> [SHORT EXERCISE] Reproduce each line that includes the word "frac".

(Dataset entries)

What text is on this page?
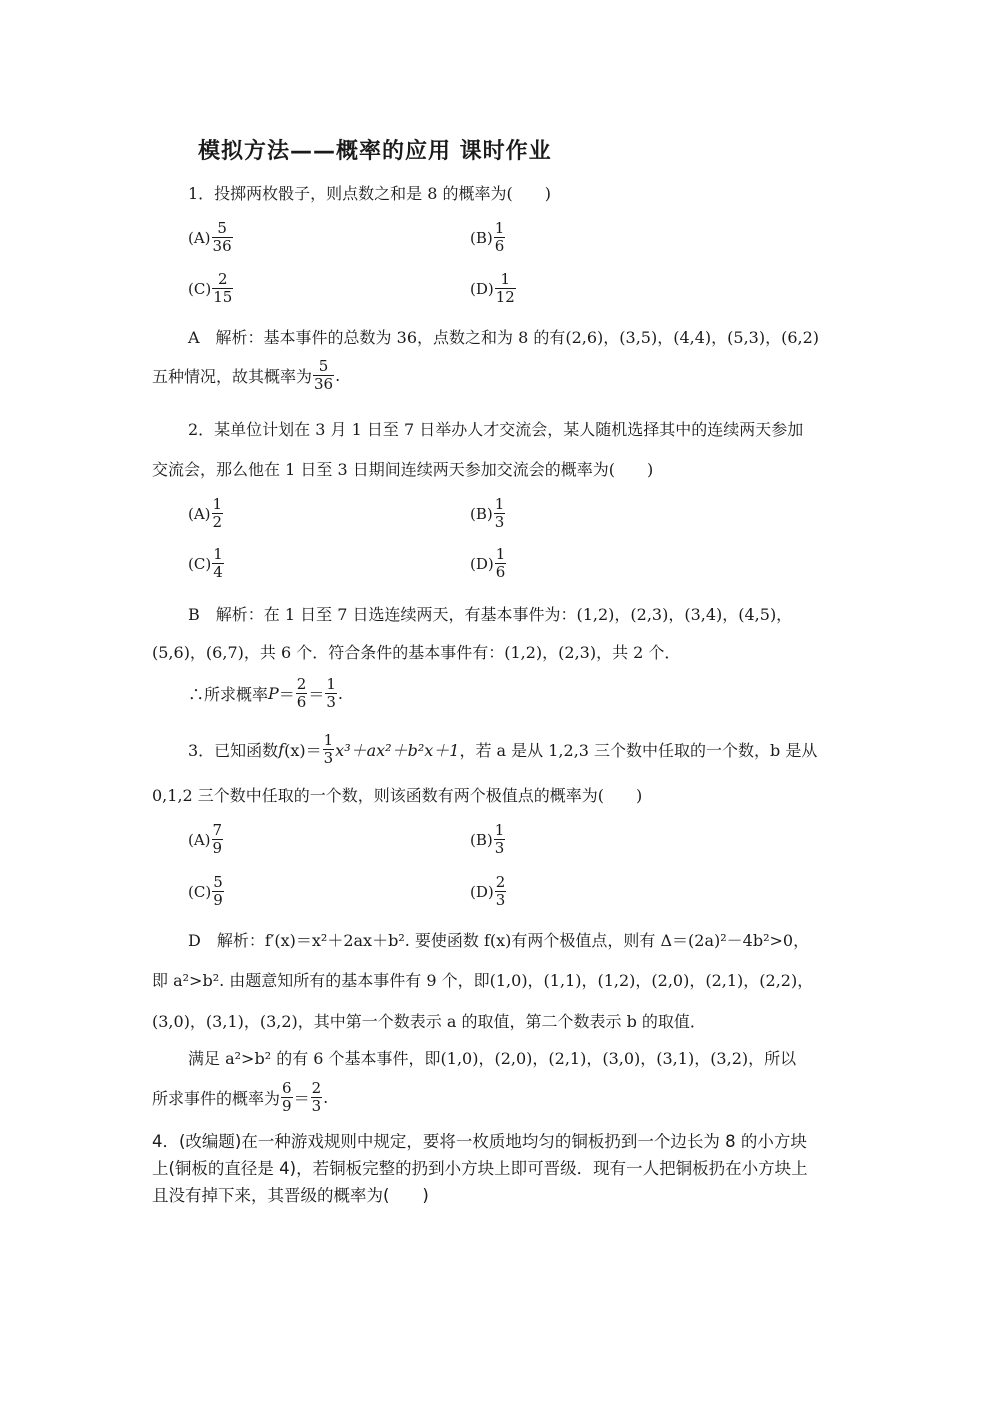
模拟方法——概率的应用 课时作业
1．投掷两枚骰子，则点数之和是 8 的概率为(　　)
$(A) \frac{5}{36}$	$(B) \frac{1}{6}$
$(C) \frac{2}{15}$	$(D) \frac{1}{12}$
A　解析：基本事件的总数为 36，点数之和为 8 的有(2,6)，(3,5)，(4,4)，(5,3)，(6,2)
五种情况，故其概率为 $\frac{5}{36}$ .
2．某单位计划在 3 月 1 日至 7 日举办人才交流会，某人随机选择其中的连续两天参加
交流会，那么他在 1 日至 3 日期间连续两天参加交流会的概率为(　　)
$(A) \frac{1}{2}$	$(B) \frac{1}{3}$
$(C) \frac{1}{4}$	$(D) \frac{1}{6}$
B　解析：在 1 日至 7 日选连续两天，有基本事件为：(1,2)，(2,3)，(3,4)，(4,5)，
(5,6)，(6,7)，共 6 个．符合条件的基本事件有：(1,2)，(2,3)，共 2 个．
∴所求概率 $P = \frac{2}{6} = \frac{1}{3}$ .
3．已知函数 f $(x)= \frac{1}{3} x^3+ax^2+b^2x+1$ ，若 a 是从 1,2,3 三个数中任取的一个数，b 是从
0,1,2 三个数中任取的一个数，则该函数有两个极值点的概率为(　　)
$(A) \frac{7}{9}$	$(B) \frac{1}{3}$
$(C) \frac{5}{9}$	$(D) \frac{2}{3}$
D　解析：f′(x)＝x²＋2ax＋b². 要使函数 f(x)有两个极值点，则有 Δ＝(2a)²－4b²>0，
即 a²>b². 由题意知所有的基本事件有 9 个，即(1,0)，(1,1)，(1,2)，(2,0)，(2,1)，(2,2)，
(3,0)，(3,1)，(3,2)，其中第一个数表示 a 的取值，第二个数表示 b 的取值．
满足 a²>b² 的有 6 个基本事件，即(1,0)，(2,0)，(2,1)，(3,0)，(3,1)，(3,2)，所以
所求事件的概率为 $\frac{6}{9} = \frac{2}{3}$ .
4．(改编题)在一种游戏规则中规定，要将一枚质地均匀的铜板扔到一个边长为 8 的小方块
上(铜板的直径是 4)，若铜板完整的扔到小方块上即可晋级．现有一人把铜板扔在小方块上
且没有掉下来，其晋级的概率为(　　)
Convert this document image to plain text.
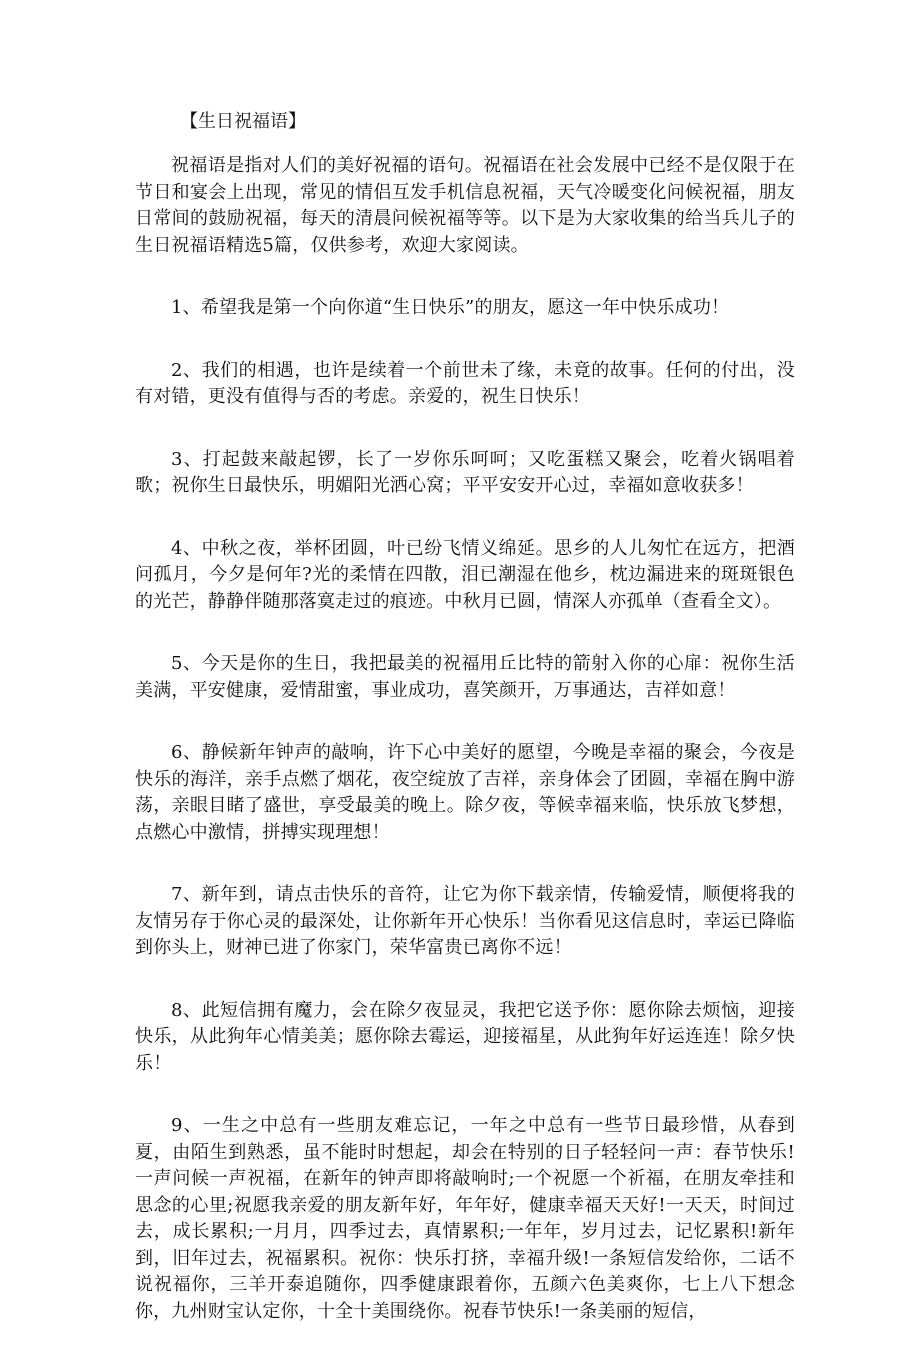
【生日祝福语】

祝福语是指对人们的美好祝福的语句。祝福语在社会发展中已经不是仅限于在节日和宴会上出现，常见的情侣互发手机信息祝福，天气冷暖变化问候祝福，朋友日常间的鼓励祝福，每天的清晨问候祝福等等。以下是为大家收集的给当兵儿子的生日祝福语精选5篇，仅供参考，欢迎大家阅读。

1、希望我是第一个向你道“生日快乐”的朋友，愿这一年中快乐成功！

2、我们的相遇，也许是续着一个前世未了缘，未竟的故事。任何的付出，没有对错，更没有值得与否的考虑。亲爱的，祝生日快乐！

3、打起鼓来敲起锣，长了一岁你乐呵呵；又吃蛋糕又聚会，吃着火锅唱着歌；祝你生日最快乐，明媚阳光洒心窝；平平安安开心过，幸福如意收获多！

4、中秋之夜，举杯团圆，叶已纷飞情义绵延。思乡的人儿匆忙在远方，把酒问孤月，今夕是何年?光的柔情在四散，泪已潮湿在他乡，枕边漏进来的斑斑银色的光芒，静静伴随那落寞走过的痕迹。中秋月已圆，情深人亦孤单（查看全文）。

5、今天是你的生日，我把最美的祝福用丘比特的箭射入你的心扉：祝你生活美满，平安健康，爱情甜蜜，事业成功，喜笑颜开，万事通达，吉祥如意！

6、静候新年钟声的敲响，许下心中美好的愿望，今晚是幸福的聚会，今夜是快乐的海洋，亲手点燃了烟花，夜空绽放了吉祥，亲身体会了团圆，幸福在胸中游荡，亲眼目睹了盛世，享受最美的晚上。除夕夜，等候幸福来临，快乐放飞梦想，点燃心中激情，拼搏实现理想！

7、新年到，请点击快乐的音符，让它为你下载亲情，传输爱情，顺便将我的友情另存于你心灵的最深处，让你新年开心快乐！当你看见这信息时，幸运已降临到你头上，财神已进了你家门，荣华富贵已离你不远！

8、此短信拥有魔力，会在除夕夜显灵，我把它送予你：愿你除去烦恼，迎接快乐，从此狗年心情美美；愿你除去霉运，迎接福星，从此狗年好运连连！除夕快乐！

9、一生之中总有一些朋友难忘记，一年之中总有一些节日最珍惜，从春到夏，由陌生到熟悉，虽不能时时想起，却会在特别的日子轻轻问一声：春节快乐!一声问候一声祝福，在新年的钟声即将敲响时;一个祝愿一个祈福，在朋友牵挂和思念的心里;祝愿我亲爱的朋友新年好，年年好，健康幸福天天好!一天天，时间过去，成长累积;一月月，四季过去，真情累积;一年年，岁月过去，记忆累积!新年到，旧年过去，祝福累积。祝你：快乐打挤，幸福升级!一条短信发给你，二话不说祝福你，三羊开泰追随你，四季健康跟着你，五颜六色美爽你，七上八下想念你，九州财宝认定你，十全十美围绕你。祝春节快乐!一条美丽的短信，
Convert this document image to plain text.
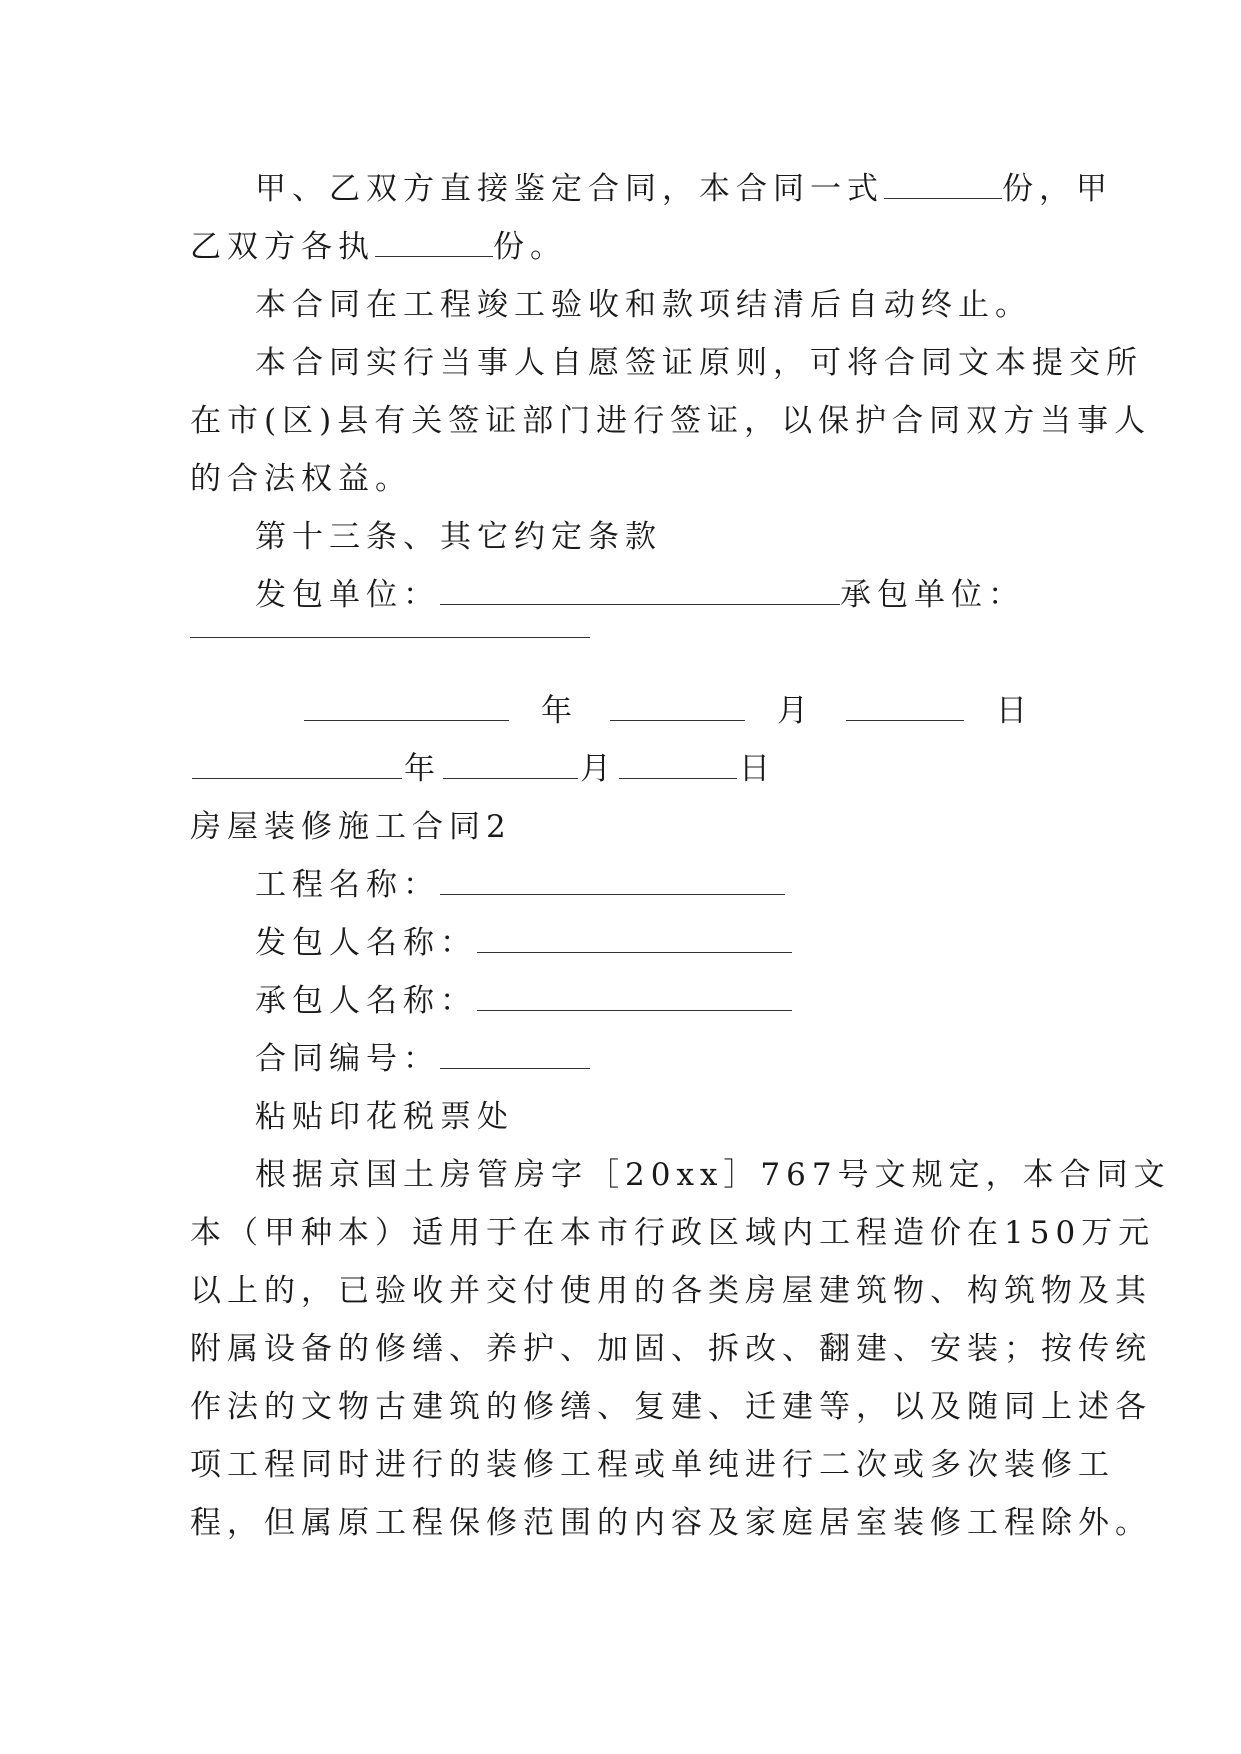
甲、乙双方直接鉴定合同，本合同一式	份，甲

乙双方各执	份。

本合同在工程竣工验收和款项结清后自动终止。

本合同实行当事人自愿签证原则，可将合同文本提交所

在市(区)县有关签证部门进行签证，以保护合同双方当事人

的合法权益。

第十三条、其它约定条款

发包单位：	承包单位：

年	月	日
年	月	日

房屋装修施工合同2

工程名称：

发包人名称：

承包人名称：

合同编号：

粘贴印花税票处

根据京国土房管房字［20xx］767号文规定，本合同文

本（甲种本）适用于在本市行政区域内工程造价在150万元

以上的，已验收并交付使用的各类房屋建筑物、构筑物及其

附属设备的修缮、养护、加固、拆改、翻建、安装；按传统

作法的文物古建筑的修缮、复建、迁建等，以及随同上述各

项工程同时进行的装修工程或单纯进行二次或多次装修工

程，但属原工程保修范围的内容及家庭居室装修工程除外。
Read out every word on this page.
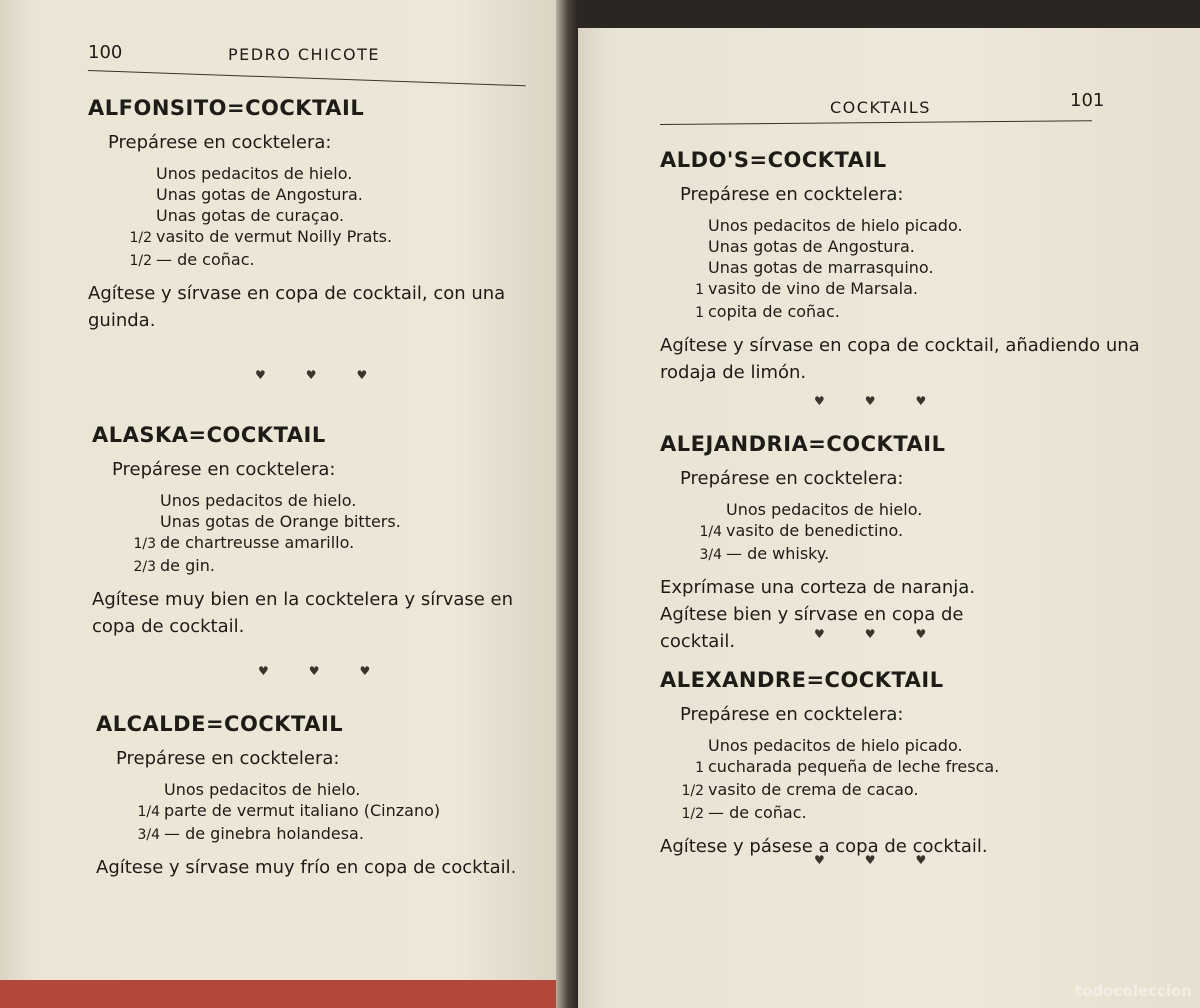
100	PEDRO CHICOTE
ALFONSITO=COCKTAIL
Prepárese en cocktelera:
Unos pedacitos de hielo.
Unas gotas de Angostura.
Unas gotas de curaçao.
1/2 vasito de vermut Noilly Prats.
1/2 — de coñac.
Agítese y sírvase en copa de cocktail, con una guinda.
♥♥♥
ALASKA=COCKTAIL
Prepárese en cocktelera:
Unos pedacitos de hielo.
Unas gotas de Orange bitters.
1/3 de chartreusse amarillo.
2/3 de gin.
Agítese muy bien en la cocktelera y sírvase en copa de cocktail.
♥♥♥
ALCALDE=COCKTAIL
Prepárese en cocktelera:
Unos pedacitos de hielo.
1/4 parte de vermut italiano (Cinzano)
3/4 — de ginebra holandesa.
Agítese y sírvase muy frío en copa de cocktail.
COCKTAILS	101
ALDO'S=COCKTAIL
Prepárese en cocktelera:
Unos pedacitos de hielo picado.
Unas gotas de Angostura.
Unas gotas de marrasquino.
1 vasito de vino de Marsala.
1 copita de coñac.
Agítese y sírvase en copa de cocktail, añadiendo una rodaja de limón.
♥♥♥
ALEJANDRIA=COCKTAIL
Prepárese en cocktelera:
Unos pedacitos de hielo.
1/4 vasito de benedictino.
3/4 — de whisky.
Exprímase una corteza de naranja. Agítese bien y sírvase en copa de cocktail.	♥♥♥
ALEXANDRE=COCKTAIL
Prepárese en cocktelera:
Unos pedacitos de hielo picado.
1 cucharada pequeña de leche fresca.
1/2 vasito de crema de cacao.
1/2 — de coñac.
Agítese y pásese a copa de cocktail.
♥♥♥
todocoleccion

> [CORRECT RESPONSE]
$(A) \frac{5}{36}$	$(B) \frac{1}{6}$
$(C) \frac{2}{15}$	$(D) \frac{1}{12}$
五种情况，故其概率为 $\frac{5}{36}$ .
$(A) \frac{1}{2}$	$(B) \frac{1}{3}$
$(C) \frac{1}{4}$	$(D) \frac{1}{6}$
∴所求概率 $P = \frac{2}{6} = \frac{1}{3}$ .
3．已知函数 f $(x)= \frac{1}{3} x^3+ax^2+b^2x+1$ ，若 a 是从 1,2,3 三个数中任取的一个数，b 是从
$(A) \frac{7}{9}$	$(B) \frac{1}{3}$
$(C) \frac{5}{9}$	$(D) \frac{2}{3}$
所求事件的概率为 $\frac{6}{9} = \frac{2}{3}$ .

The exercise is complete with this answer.